WHAT THE TASK ASKS —
Would you transcribe the whole listing exactly, minus its pictures?

-- Begin --

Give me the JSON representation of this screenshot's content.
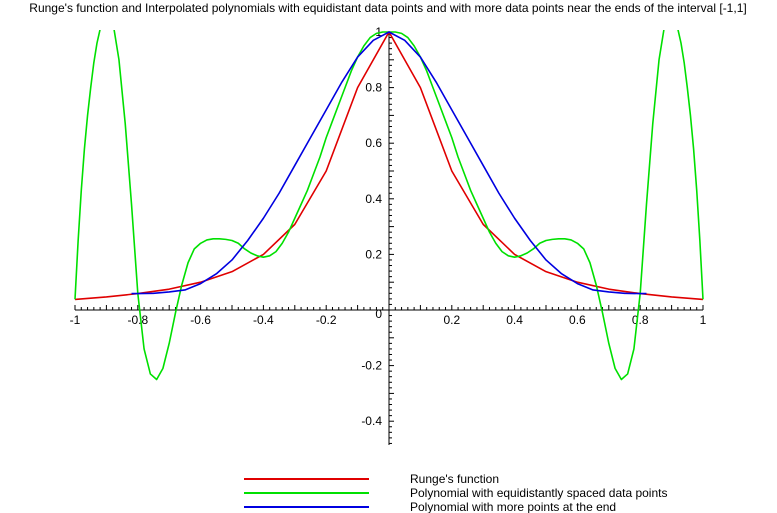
{
  "chart_data": {
    "type": "line",
    "title": "Runge's function and Interpolated polynomials with equidistant data points and with more data points near the ends of the interval [-1,1]",
    "xlabel": "",
    "ylabel": "",
    "xlim": [
      -1,
      1
    ],
    "ylim": [
      -0.5,
      1
    ],
    "x_ticks": [
      "-1",
      "-0.8",
      "-0.6",
      "-0.4",
      "-0.2",
      "0.2",
      "0.4",
      "0.6",
      "0.8",
      "1"
    ],
    "x_tick_values": [
      -1,
      -0.8,
      -0.6,
      -0.4,
      -0.2,
      0.2,
      0.4,
      0.6,
      0.8,
      1
    ],
    "y_ticks": [
      "-0.4",
      "-0.2",
      "0",
      "0.2",
      "0.4",
      "0.6",
      "0.8",
      "1"
    ],
    "y_tick_values": [
      -0.4,
      -0.2,
      0,
      0.2,
      0.4,
      0.6,
      0.8,
      1
    ],
    "legend_position": "bottom",
    "grid": false,
    "series": [
      {
        "name": "Runge's function",
        "color": "#e00000",
        "x": [
          -1,
          -0.9,
          -0.8,
          -0.7,
          -0.6,
          -0.5,
          -0.4,
          -0.3,
          -0.2,
          -0.1,
          0,
          0.1,
          0.2,
          0.3,
          0.4,
          0.5,
          0.6,
          0.7,
          0.8,
          0.9,
          1
        ],
        "y": [
          0.038,
          0.047,
          0.059,
          0.075,
          0.1,
          0.138,
          0.2,
          0.308,
          0.5,
          0.8,
          1,
          0.8,
          0.5,
          0.308,
          0.2,
          0.138,
          0.1,
          0.075,
          0.059,
          0.047,
          0.038
        ]
      },
      {
        "name": "Polynomial with equidistantly spaced data points",
        "color": "#00e000",
        "x": [
          -1,
          -0.99,
          -0.98,
          -0.97,
          -0.96,
          -0.95,
          -0.94,
          -0.93,
          -0.92,
          -0.91,
          -0.9,
          -0.88,
          -0.86,
          -0.84,
          -0.82,
          -0.8,
          -0.78,
          -0.76,
          -0.74,
          -0.72,
          -0.7,
          -0.68,
          -0.66,
          -0.64,
          -0.62,
          -0.6,
          -0.58,
          -0.56,
          -0.54,
          -0.52,
          -0.5,
          -0.48,
          -0.46,
          -0.44,
          -0.42,
          -0.4,
          -0.38,
          -0.36,
          -0.34,
          -0.32,
          -0.3,
          -0.28,
          -0.26,
          -0.24,
          -0.22,
          -0.2,
          -0.18,
          -0.16,
          -0.14,
          -0.12,
          -0.1,
          -0.08,
          -0.06,
          -0.04,
          -0.02,
          0,
          0.02,
          0.04,
          0.06,
          0.08,
          0.1,
          0.12,
          0.14,
          0.16,
          0.18,
          0.2,
          0.22,
          0.24,
          0.26,
          0.28,
          0.3,
          0.32,
          0.34,
          0.36,
          0.38,
          0.4,
          0.42,
          0.44,
          0.46,
          0.48,
          0.5,
          0.52,
          0.54,
          0.56,
          0.58,
          0.6,
          0.62,
          0.64,
          0.66,
          0.68,
          0.7,
          0.72,
          0.74,
          0.76,
          0.78,
          0.8,
          0.82,
          0.84,
          0.86,
          0.88,
          0.9,
          0.91,
          0.92,
          0.93,
          0.94,
          0.95,
          0.96,
          0.97,
          0.98,
          0.99,
          1
        ],
        "y": [
          0.0385,
          0.25,
          0.43,
          0.58,
          0.7,
          0.8,
          0.89,
          0.96,
          1.01,
          1.05,
          1.08,
          1.04,
          0.9,
          0.67,
          0.38,
          0.06,
          -0.14,
          -0.23,
          -0.25,
          -0.21,
          -0.12,
          -0.01,
          0.09,
          0.17,
          0.22,
          0.24,
          0.252,
          0.256,
          0.256,
          0.254,
          0.25,
          0.24,
          0.22,
          0.205,
          0.195,
          0.19,
          0.195,
          0.21,
          0.24,
          0.28,
          0.33,
          0.38,
          0.43,
          0.49,
          0.55,
          0.62,
          0.68,
          0.74,
          0.8,
          0.86,
          0.91,
          0.95,
          0.98,
          0.995,
          1,
          1,
          1,
          0.995,
          0.98,
          0.95,
          0.91,
          0.86,
          0.8,
          0.74,
          0.68,
          0.62,
          0.55,
          0.49,
          0.43,
          0.38,
          0.33,
          0.28,
          0.24,
          0.21,
          0.195,
          0.19,
          0.195,
          0.205,
          0.22,
          0.24,
          0.25,
          0.254,
          0.256,
          0.256,
          0.252,
          0.24,
          0.22,
          0.17,
          0.09,
          -0.01,
          -0.12,
          -0.21,
          -0.25,
          -0.23,
          -0.14,
          0.06,
          0.38,
          0.67,
          0.9,
          1.04,
          1.08,
          1.05,
          1.01,
          0.96,
          0.89,
          0.8,
          0.7,
          0.58,
          0.43,
          0.25,
          0.0385
        ]
      },
      {
        "name": "Polynomial with more points at the end",
        "color": "#0000e0",
        "x": [
          -0.82,
          -0.8,
          -0.75,
          -0.7,
          -0.65,
          -0.6,
          -0.55,
          -0.5,
          -0.45,
          -0.4,
          -0.35,
          -0.3,
          -0.25,
          -0.2,
          -0.15,
          -0.1,
          -0.05,
          0,
          0.05,
          0.1,
          0.15,
          0.2,
          0.25,
          0.3,
          0.35,
          0.4,
          0.45,
          0.5,
          0.55,
          0.6,
          0.65,
          0.7,
          0.75,
          0.8,
          0.82
        ],
        "y": [
          0.059,
          0.059,
          0.06,
          0.065,
          0.072,
          0.095,
          0.13,
          0.18,
          0.25,
          0.33,
          0.42,
          0.52,
          0.62,
          0.72,
          0.82,
          0.91,
          0.97,
          1,
          0.97,
          0.91,
          0.82,
          0.72,
          0.62,
          0.52,
          0.42,
          0.33,
          0.25,
          0.18,
          0.13,
          0.095,
          0.072,
          0.065,
          0.06,
          0.059,
          0.059
        ]
      }
    ]
  }
}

-- End --

WRITTEN RESPONSE —
Give me the JSON representation of this screenshot's content.
{
  "chart_data": {
    "type": "line",
    "title": "Runge's function and Interpolated polynomials with equidistant data points and with more data points near the ends of the interval [-1,1]",
    "xlabel": "",
    "ylabel": "",
    "xlim": [
      -1,
      1
    ],
    "ylim": [
      -0.5,
      1
    ],
    "x_ticks": [
      "-1",
      "-0.8",
      "-0.6",
      "-0.4",
      "-0.2",
      "0.2",
      "0.4",
      "0.6",
      "0.8",
      "1"
    ],
    "x_tick_values": [
      -1,
      -0.8,
      -0.6,
      -0.4,
      -0.2,
      0.2,
      0.4,
      0.6,
      0.8,
      1
    ],
    "y_ticks": [
      "-0.4",
      "-0.2",
      "0",
      "0.2",
      "0.4",
      "0.6",
      "0.8",
      "1"
    ],
    "y_tick_values": [
      -0.4,
      -0.2,
      0,
      0.2,
      0.4,
      0.6,
      0.8,
      1
    ],
    "legend_position": "bottom",
    "grid": false,
    "series": [
      {
        "name": "Runge's function",
        "color": "#e00000",
        "x": [
          -1,
          -0.9,
          -0.8,
          -0.7,
          -0.6,
          -0.5,
          -0.4,
          -0.3,
          -0.2,
          -0.1,
          0,
          0.1,
          0.2,
          0.3,
          0.4,
          0.5,
          0.6,
          0.7,
          0.8,
          0.9,
          1
        ],
        "y": [
          0.038,
          0.047,
          0.059,
          0.075,
          0.1,
          0.138,
          0.2,
          0.308,
          0.5,
          0.8,
          1,
          0.8,
          0.5,
          0.308,
          0.2,
          0.138,
          0.1,
          0.075,
          0.059,
          0.047,
          0.038
        ]
      },
      {
        "name": "Polynomial with equidistantly spaced data points",
        "color": "#00e000",
        "x": [
          -1,
          -0.99,
          -0.98,
          -0.97,
          -0.96,
          -0.95,
          -0.94,
          -0.93,
          -0.92,
          -0.91,
          -0.9,
          -0.88,
          -0.86,
          -0.84,
          -0.82,
          -0.8,
          -0.78,
          -0.76,
          -0.74,
          -0.72,
          -0.7,
          -0.68,
          -0.66,
          -0.64,
          -0.62,
          -0.6,
          -0.58,
          -0.56,
          -0.54,
          -0.52,
          -0.5,
          -0.48,
          -0.46,
          -0.44,
          -0.42,
          -0.4,
          -0.38,
          -0.36,
          -0.34,
          -0.32,
          -0.3,
          -0.28,
          -0.26,
          -0.24,
          -0.22,
          -0.2,
          -0.18,
          -0.16,
          -0.14,
          -0.12,
          -0.1,
          -0.08,
          -0.06,
          -0.04,
          -0.02,
          0,
          0.02,
          0.04,
          0.06,
          0.08,
          0.1,
          0.12,
          0.14,
          0.16,
          0.18,
          0.2,
          0.22,
          0.24,
          0.26,
          0.28,
          0.3,
          0.32,
          0.34,
          0.36,
          0.38,
          0.4,
          0.42,
          0.44,
          0.46,
          0.48,
          0.5,
          0.52,
          0.54,
          0.56,
          0.58,
          0.6,
          0.62,
          0.64,
          0.66,
          0.68,
          0.7,
          0.72,
          0.74,
          0.76,
          0.78,
          0.8,
          0.82,
          0.84,
          0.86,
          0.88,
          0.9,
          0.91,
          0.92,
          0.93,
          0.94,
          0.95,
          0.96,
          0.97,
          0.98,
          0.99,
          1
        ],
        "y": [
          0.0385,
          0.25,
          0.43,
          0.58,
          0.7,
          0.8,
          0.89,
          0.96,
          1.01,
          1.05,
          1.08,
          1.04,
          0.9,
          0.67,
          0.38,
          0.06,
          -0.14,
          -0.23,
          -0.25,
          -0.21,
          -0.12,
          -0.01,
          0.09,
          0.17,
          0.22,
          0.24,
          0.252,
          0.256,
          0.256,
          0.254,
          0.25,
          0.24,
          0.22,
          0.205,
          0.195,
          0.19,
          0.195,
          0.21,
          0.24,
          0.28,
          0.33,
          0.38,
          0.43,
          0.49,
          0.55,
          0.62,
          0.68,
          0.74,
          0.8,
          0.86,
          0.91,
          0.95,
          0.98,
          0.995,
          1,
          1,
          1,
          0.995,
          0.98,
          0.95,
          0.91,
          0.86,
          0.8,
          0.74,
          0.68,
          0.62,
          0.55,
          0.49,
          0.43,
          0.38,
          0.33,
          0.28,
          0.24,
          0.21,
          0.195,
          0.19,
          0.195,
          0.205,
          0.22,
          0.24,
          0.25,
          0.254,
          0.256,
          0.256,
          0.252,
          0.24,
          0.22,
          0.17,
          0.09,
          -0.01,
          -0.12,
          -0.21,
          -0.25,
          -0.23,
          -0.14,
          0.06,
          0.38,
          0.67,
          0.9,
          1.04,
          1.08,
          1.05,
          1.01,
          0.96,
          0.89,
          0.8,
          0.7,
          0.58,
          0.43,
          0.25,
          0.0385
        ]
      },
      {
        "name": "Polynomial with more points at the end",
        "color": "#0000e0",
        "x": [
          -0.82,
          -0.8,
          -0.75,
          -0.7,
          -0.65,
          -0.6,
          -0.55,
          -0.5,
          -0.45,
          -0.4,
          -0.35,
          -0.3,
          -0.25,
          -0.2,
          -0.15,
          -0.1,
          -0.05,
          0,
          0.05,
          0.1,
          0.15,
          0.2,
          0.25,
          0.3,
          0.35,
          0.4,
          0.45,
          0.5,
          0.55,
          0.6,
          0.65,
          0.7,
          0.75,
          0.8,
          0.82
        ],
        "y": [
          0.059,
          0.059,
          0.06,
          0.065,
          0.072,
          0.095,
          0.13,
          0.18,
          0.25,
          0.33,
          0.42,
          0.52,
          0.62,
          0.72,
          0.82,
          0.91,
          0.97,
          1,
          0.97,
          0.91,
          0.82,
          0.72,
          0.62,
          0.52,
          0.42,
          0.33,
          0.25,
          0.18,
          0.13,
          0.095,
          0.072,
          0.065,
          0.06,
          0.059,
          0.059
        ]
      }
    ]
  }
}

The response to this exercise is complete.